### Instruction
Convert the records below into a JSON list of strings, one string per line, leaving out any blank lines.

### Supplied data
────────

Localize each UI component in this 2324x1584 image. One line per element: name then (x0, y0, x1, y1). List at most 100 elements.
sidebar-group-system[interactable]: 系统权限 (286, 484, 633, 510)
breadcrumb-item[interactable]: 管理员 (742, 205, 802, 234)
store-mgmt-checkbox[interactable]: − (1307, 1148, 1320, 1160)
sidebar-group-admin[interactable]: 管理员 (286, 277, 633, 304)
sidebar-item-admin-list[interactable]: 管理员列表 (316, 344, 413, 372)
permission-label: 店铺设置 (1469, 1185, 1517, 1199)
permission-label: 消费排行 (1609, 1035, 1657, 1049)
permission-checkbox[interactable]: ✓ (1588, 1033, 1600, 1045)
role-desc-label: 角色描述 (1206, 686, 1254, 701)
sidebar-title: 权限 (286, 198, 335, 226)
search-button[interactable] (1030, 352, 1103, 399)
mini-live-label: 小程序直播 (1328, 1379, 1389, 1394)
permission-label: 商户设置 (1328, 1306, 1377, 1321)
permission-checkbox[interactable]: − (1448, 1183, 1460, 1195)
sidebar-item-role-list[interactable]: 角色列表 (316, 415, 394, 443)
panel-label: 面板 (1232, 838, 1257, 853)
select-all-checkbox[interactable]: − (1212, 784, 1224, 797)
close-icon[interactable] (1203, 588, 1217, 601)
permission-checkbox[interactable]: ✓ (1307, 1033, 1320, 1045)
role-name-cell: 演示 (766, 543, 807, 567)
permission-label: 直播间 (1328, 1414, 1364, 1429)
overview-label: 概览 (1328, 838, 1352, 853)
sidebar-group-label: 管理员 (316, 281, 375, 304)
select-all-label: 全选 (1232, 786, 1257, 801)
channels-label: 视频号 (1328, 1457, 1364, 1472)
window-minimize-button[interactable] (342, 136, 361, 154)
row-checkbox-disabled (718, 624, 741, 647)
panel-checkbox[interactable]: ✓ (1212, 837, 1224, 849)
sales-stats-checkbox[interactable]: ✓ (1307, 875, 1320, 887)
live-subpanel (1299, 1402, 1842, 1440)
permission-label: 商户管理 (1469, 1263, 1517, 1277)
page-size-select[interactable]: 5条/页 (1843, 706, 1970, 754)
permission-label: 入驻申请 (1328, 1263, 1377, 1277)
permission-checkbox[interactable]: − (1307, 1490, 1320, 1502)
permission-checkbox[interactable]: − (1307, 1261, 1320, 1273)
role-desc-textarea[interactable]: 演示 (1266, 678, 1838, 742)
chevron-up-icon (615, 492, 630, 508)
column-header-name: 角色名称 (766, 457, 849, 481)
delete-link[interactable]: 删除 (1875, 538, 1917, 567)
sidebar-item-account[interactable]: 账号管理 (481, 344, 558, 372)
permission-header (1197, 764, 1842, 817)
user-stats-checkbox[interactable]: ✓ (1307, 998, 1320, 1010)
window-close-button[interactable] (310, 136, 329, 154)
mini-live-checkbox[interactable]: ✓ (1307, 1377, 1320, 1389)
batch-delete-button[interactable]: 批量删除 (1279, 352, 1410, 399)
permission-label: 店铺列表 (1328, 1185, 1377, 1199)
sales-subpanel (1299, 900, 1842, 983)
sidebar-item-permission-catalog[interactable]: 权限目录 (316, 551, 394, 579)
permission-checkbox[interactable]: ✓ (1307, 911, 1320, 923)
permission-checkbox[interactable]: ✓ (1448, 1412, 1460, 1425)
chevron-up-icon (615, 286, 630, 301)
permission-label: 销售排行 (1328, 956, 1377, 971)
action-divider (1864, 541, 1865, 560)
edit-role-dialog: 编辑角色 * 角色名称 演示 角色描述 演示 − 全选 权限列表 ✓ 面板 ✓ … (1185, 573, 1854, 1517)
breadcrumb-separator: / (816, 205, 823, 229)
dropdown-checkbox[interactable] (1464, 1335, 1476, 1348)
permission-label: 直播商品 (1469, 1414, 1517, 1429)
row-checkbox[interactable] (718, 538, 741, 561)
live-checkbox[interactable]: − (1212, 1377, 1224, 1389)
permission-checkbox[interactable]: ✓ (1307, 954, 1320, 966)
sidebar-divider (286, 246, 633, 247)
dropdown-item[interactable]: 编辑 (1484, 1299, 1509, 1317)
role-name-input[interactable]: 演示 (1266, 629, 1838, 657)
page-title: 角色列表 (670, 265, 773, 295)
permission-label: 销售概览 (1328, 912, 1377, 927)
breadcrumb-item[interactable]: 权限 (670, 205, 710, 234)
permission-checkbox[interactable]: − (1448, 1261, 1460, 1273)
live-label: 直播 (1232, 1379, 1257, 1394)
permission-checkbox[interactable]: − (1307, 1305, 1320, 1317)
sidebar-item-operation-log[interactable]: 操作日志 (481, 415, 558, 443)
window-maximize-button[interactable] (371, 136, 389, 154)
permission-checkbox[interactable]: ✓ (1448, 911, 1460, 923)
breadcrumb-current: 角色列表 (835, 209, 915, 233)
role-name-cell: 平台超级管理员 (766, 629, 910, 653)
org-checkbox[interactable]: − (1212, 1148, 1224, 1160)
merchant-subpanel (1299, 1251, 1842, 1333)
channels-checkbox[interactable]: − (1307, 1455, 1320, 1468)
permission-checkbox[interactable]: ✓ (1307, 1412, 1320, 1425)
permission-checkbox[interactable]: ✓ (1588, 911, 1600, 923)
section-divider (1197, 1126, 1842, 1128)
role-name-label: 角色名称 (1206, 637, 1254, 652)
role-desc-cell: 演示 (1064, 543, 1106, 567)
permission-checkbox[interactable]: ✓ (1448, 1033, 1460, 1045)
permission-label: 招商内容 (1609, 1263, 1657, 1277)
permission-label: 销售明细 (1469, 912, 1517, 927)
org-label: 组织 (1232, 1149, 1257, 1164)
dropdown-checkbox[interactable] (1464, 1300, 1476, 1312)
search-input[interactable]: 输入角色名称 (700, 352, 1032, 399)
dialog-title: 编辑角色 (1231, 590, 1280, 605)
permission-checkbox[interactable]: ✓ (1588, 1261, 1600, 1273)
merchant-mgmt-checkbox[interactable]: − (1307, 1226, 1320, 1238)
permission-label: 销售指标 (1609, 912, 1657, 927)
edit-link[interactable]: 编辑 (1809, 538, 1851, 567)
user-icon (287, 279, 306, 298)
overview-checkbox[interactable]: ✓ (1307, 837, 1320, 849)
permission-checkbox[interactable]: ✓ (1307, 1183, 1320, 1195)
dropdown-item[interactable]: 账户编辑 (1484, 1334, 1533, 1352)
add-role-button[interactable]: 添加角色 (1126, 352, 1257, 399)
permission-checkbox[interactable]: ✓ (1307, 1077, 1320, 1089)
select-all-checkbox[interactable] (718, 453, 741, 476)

────────

### Completed exercise
[
  "Localize each UI component in this 2324x1584 image. One line per element: name then (x0, y0, x1, y1). List at most 100 elements.",
  "sidebar-group-system[interactable]: 系统权限 (286, 484, 633, 510)",
  "breadcrumb-item[interactable]: 管理员 (742, 205, 802, 234)",
  "store-mgmt-checkbox[interactable]: − (1307, 1148, 1320, 1160)",
  "sidebar-group-admin[interactable]: 管理员 (286, 277, 633, 304)",
  "sidebar-item-admin-list[interactable]: 管理员列表 (316, 344, 413, 372)",
  "permission-label: 店铺设置 (1469, 1185, 1517, 1199)",
  "permission-label: 消费排行 (1609, 1035, 1657, 1049)",
  "permission-checkbox[interactable]: ✓ (1588, 1033, 1600, 1045)",
  "role-desc-label: 角色描述 (1206, 686, 1254, 701)",
  "sidebar-title: 权限 (286, 198, 335, 226)",
  "search-button[interactable] (1030, 352, 1103, 399)",
  "mini-live-label: 小程序直播 (1328, 1379, 1389, 1394)",
  "permission-label: 商户设置 (1328, 1306, 1377, 1321)",
  "permission-checkbox[interactable]: − (1448, 1183, 1460, 1195)",
  "sidebar-item-role-list[interactable]: 角色列表 (316, 415, 394, 443)",
  "panel-label: 面板 (1232, 838, 1257, 853)",
  "select-all-checkbox[interactable]: − (1212, 784, 1224, 797)",
  "close-icon[interactable] (1203, 588, 1217, 601)",
  "permission-checkbox[interactable]: ✓ (1307, 1033, 1320, 1045)",
  "role-name-cell: 演示 (766, 543, 807, 567)",
  "permission-label: 直播间 (1328, 1414, 1364, 1429)",
  "overview-label: 概览 (1328, 838, 1352, 853)",
  "sidebar-group-label: 管理员 (316, 281, 375, 304)",
  "select-all-label: 全选 (1232, 786, 1257, 801)",
  "channels-label: 视频号 (1328, 1457, 1364, 1472)",
  "window-minimize-button[interactable] (342, 136, 361, 154)",
  "row-checkbox-disabled (718, 624, 741, 647)",
  "panel-checkbox[interactable]: ✓ (1212, 837, 1224, 849)",
  "sales-stats-checkbox[interactable]: ✓ (1307, 875, 1320, 887)",
  "live-subpanel (1299, 1402, 1842, 1440)",
  "permission-label: 商户管理 (1469, 1263, 1517, 1277)",
  "page-size-select[interactable]: 5条/页 (1843, 706, 1970, 754)",
  "permission-label: 入驻申请 (1328, 1263, 1377, 1277)",
  "permission-checkbox[interactable]: − (1307, 1490, 1320, 1502)",
  "permission-checkbox[interactable]: − (1307, 1261, 1320, 1273)",
  "role-desc-textarea[interactable]: 演示 (1266, 678, 1838, 742)",
  "chevron-up-icon (615, 492, 630, 508)",
  "column-header-name: 角色名称 (766, 457, 849, 481)",
  "delete-link[interactable]: 删除 (1875, 538, 1917, 567)",
  "sidebar-item-account[interactable]: 账号管理 (481, 344, 558, 372)",
  "permission-header (1197, 764, 1842, 817)",
  "user-stats-checkbox[interactable]: ✓ (1307, 998, 1320, 1010)",
  "window-close-button[interactable] (310, 136, 329, 154)",
  "mini-live-checkbox[interactable]: ✓ (1307, 1377, 1320, 1389)",
  "batch-delete-button[interactable]: 批量删除 (1279, 352, 1410, 399)",
  "permission-label: 店铺列表 (1328, 1185, 1377, 1199)",
  "sales-subpanel (1299, 900, 1842, 983)",
  "sidebar-item-permission-catalog[interactable]: 权限目录 (316, 551, 394, 579)",
  "permission-checkbox[interactable]: ✓ (1307, 911, 1320, 923)",
  "permission-checkbox[interactable]: ✓ (1448, 1412, 1460, 1425)",
  "chevron-up-icon (615, 286, 630, 301)",
  "permission-label: 销售排行 (1328, 956, 1377, 971)",
  "action-divider (1864, 541, 1865, 560)",
  "edit-role-dialog: 编辑角色 * 角色名称 演示 角色描述 演示 − 全选 权限列表 ✓ 面板 ✓ … (1185, 573, 1854, 1517)",
  "breadcrumb-separator: / (816, 205, 823, 229)",
  "dropdown-checkbox[interactable] (1464, 1335, 1476, 1348)",
  "permission-label: 直播商品 (1469, 1414, 1517, 1429)",
  "row-checkbox[interactable] (718, 538, 741, 561)",
  "live-checkbox[interactable]: − (1212, 1377, 1224, 1389)",
  "permission-checkbox[interactable]: ✓ (1307, 954, 1320, 966)",
  "sidebar-divider (286, 246, 633, 247)",
  "dropdown-item[interactable]: 编辑 (1484, 1299, 1509, 1317)",
  "role-name-input[interactable]: 演示 (1266, 629, 1838, 657)",
  "page-title: 角色列表 (670, 265, 773, 295)",
  "permission-label: 销售概览 (1328, 912, 1377, 927)",
  "breadcrumb-item[interactable]: 权限 (670, 205, 710, 234)",
  "permission-checkbox[interactable]: − (1448, 1261, 1460, 1273)",
  "live-label: 直播 (1232, 1379, 1257, 1394)",
  "permission-checkbox[interactable]: − (1307, 1305, 1320, 1317)",
  "sidebar-item-operation-log[interactable]: 操作日志 (481, 415, 558, 443)",
  "window-maximize-button[interactable] (371, 136, 389, 154)",
  "permission-checkbox[interactable]: ✓ (1448, 911, 1460, 923)",
  "breadcrumb-current: 角色列表 (835, 209, 915, 233)",
  "role-name-cell: 平台超级管理员 (766, 629, 910, 653)",
  "org-checkbox[interactable]: − (1212, 1148, 1224, 1160)",
  "merchant-subpanel (1299, 1251, 1842, 1333)",
  "channels-checkbox[interactable]: − (1307, 1455, 1320, 1468)",
  "permission-checkbox[interactable]: ✓ (1307, 1412, 1320, 1425)",
  "permission-checkbox[interactable]: ✓ (1588, 911, 1600, 923)",
  "section-divider (1197, 1126, 1842, 1128)",
  "role-name-label: 角色名称 (1206, 637, 1254, 652)",
  "role-desc-cell: 演示 (1064, 543, 1106, 567)",
  "permission-checkbox[interactable]: ✓ (1448, 1033, 1460, 1045)",
  "permission-label: 招商内容 (1609, 1263, 1657, 1277)",
  "permission-label: 销售明细 (1469, 912, 1517, 927)",
  "org-label: 组织 (1232, 1149, 1257, 1164)",
  "dropdown-checkbox[interactable] (1464, 1300, 1476, 1312)",
  "search-input[interactable]: 输入角色名称 (700, 352, 1032, 399)",
  "dialog-title: 编辑角色 (1231, 590, 1280, 605)",
  "permission-checkbox[interactable]: ✓ (1588, 1261, 1600, 1273)",
  "merchant-mgmt-checkbox[interactable]: − (1307, 1226, 1320, 1238)",
  "permission-label: 销售指标 (1609, 912, 1657, 927)",
  "edit-link[interactable]: 编辑 (1809, 538, 1851, 567)",
  "user-icon (287, 279, 306, 298)",
  "overview-checkbox[interactable]: ✓ (1307, 837, 1320, 849)",
  "permission-checkbox[interactable]: ✓ (1307, 1183, 1320, 1195)",
  "dropdown-item[interactable]: 账户编辑 (1484, 1334, 1533, 1352)",
  "add-role-button[interactable]: 添加角色 (1126, 352, 1257, 399)",
  "permission-checkbox[interactable]: ✓ (1307, 1077, 1320, 1089)",
  "select-all-checkbox[interactable] (718, 453, 741, 476)"
]